▸ **SHORT PROBLEM**: Your task is to print all of the data word for word.

Dataset items:
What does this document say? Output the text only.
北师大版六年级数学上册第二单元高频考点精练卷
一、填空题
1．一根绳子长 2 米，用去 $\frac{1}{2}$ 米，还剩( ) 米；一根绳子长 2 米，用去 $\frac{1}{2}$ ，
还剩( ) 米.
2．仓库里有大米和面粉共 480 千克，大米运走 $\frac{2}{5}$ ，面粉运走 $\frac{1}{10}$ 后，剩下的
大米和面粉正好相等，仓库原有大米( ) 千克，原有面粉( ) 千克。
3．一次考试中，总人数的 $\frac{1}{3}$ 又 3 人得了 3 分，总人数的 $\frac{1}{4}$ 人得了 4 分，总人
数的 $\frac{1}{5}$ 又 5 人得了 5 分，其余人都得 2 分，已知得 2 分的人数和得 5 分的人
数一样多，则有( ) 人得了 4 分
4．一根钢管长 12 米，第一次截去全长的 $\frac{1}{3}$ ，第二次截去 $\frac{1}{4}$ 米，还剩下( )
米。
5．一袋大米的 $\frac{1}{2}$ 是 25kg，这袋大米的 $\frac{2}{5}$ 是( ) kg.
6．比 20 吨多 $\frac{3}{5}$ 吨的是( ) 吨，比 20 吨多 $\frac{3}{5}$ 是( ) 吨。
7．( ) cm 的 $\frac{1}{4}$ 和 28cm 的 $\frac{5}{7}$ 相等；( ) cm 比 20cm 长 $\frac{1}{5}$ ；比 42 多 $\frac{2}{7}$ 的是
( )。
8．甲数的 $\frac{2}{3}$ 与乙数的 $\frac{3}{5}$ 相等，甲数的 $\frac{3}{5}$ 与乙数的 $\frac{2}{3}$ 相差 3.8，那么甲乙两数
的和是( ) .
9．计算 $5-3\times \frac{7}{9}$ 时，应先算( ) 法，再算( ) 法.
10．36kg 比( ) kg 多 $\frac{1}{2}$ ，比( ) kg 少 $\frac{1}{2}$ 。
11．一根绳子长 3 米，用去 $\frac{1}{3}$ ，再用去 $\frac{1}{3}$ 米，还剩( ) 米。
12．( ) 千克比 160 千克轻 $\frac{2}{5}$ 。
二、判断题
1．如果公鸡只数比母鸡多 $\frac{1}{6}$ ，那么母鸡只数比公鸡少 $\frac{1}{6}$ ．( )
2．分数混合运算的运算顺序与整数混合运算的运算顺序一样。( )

▸ **WRITTEN REPLY**:
What does this document say? Output the text only.
北师大版六年级数学上册第二单元高频考点精练卷
一、填空题
1．一根绳子长 2 米，用去 $\frac{1}{2}$ 米，还剩( ) 米；一根绳子长 2 米，用去 $\frac{1}{2}$ ，
还剩( ) 米.
2．仓库里有大米和面粉共 480 千克，大米运走 $\frac{2}{5}$ ，面粉运走 $\frac{1}{10}$ 后，剩下的
大米和面粉正好相等，仓库原有大米( ) 千克，原有面粉( ) 千克。
3．一次考试中，总人数的 $\frac{1}{3}$ 又 3 人得了 3 分，总人数的 $\frac{1}{4}$ 人得了 4 分，总人
数的 $\frac{1}{5}$ 又 5 人得了 5 分，其余人都得 2 分，已知得 2 分的人数和得 5 分的人
数一样多，则有( ) 人得了 4 分
4．一根钢管长 12 米，第一次截去全长的 $\frac{1}{3}$ ，第二次截去 $\frac{1}{4}$ 米，还剩下( )
米。
5．一袋大米的 $\frac{1}{2}$ 是 25kg，这袋大米的 $\frac{2}{5}$ 是( ) kg.
6．比 20 吨多 $\frac{3}{5}$ 吨的是( ) 吨，比 20 吨多 $\frac{3}{5}$ 是( ) 吨。
7．( ) cm 的 $\frac{1}{4}$ 和 28cm 的 $\frac{5}{7}$ 相等；( ) cm 比 20cm 长 $\frac{1}{5}$ ；比 42 多 $\frac{2}{7}$ 的是
( )。
8．甲数的 $\frac{2}{3}$ 与乙数的 $\frac{3}{5}$ 相等，甲数的 $\frac{3}{5}$ 与乙数的 $\frac{2}{3}$ 相差 3.8，那么甲乙两数
的和是( ) .
9．计算 $5-3\times \frac{7}{9}$ 时，应先算( ) 法，再算( ) 法.
10．36kg 比( ) kg 多 $\frac{1}{2}$ ，比( ) kg 少 $\frac{1}{2}$ 。
11．一根绳子长 3 米，用去 $\frac{1}{3}$ ，再用去 $\frac{1}{3}$ 米，还剩( ) 米。
12．( ) 千克比 160 千克轻 $\frac{2}{5}$ 。
二、判断题
1．如果公鸡只数比母鸡多 $\frac{1}{6}$ ，那么母鸡只数比公鸡少 $\frac{1}{6}$ ．( )
2．分数混合运算的运算顺序与整数混合运算的运算顺序一样。( )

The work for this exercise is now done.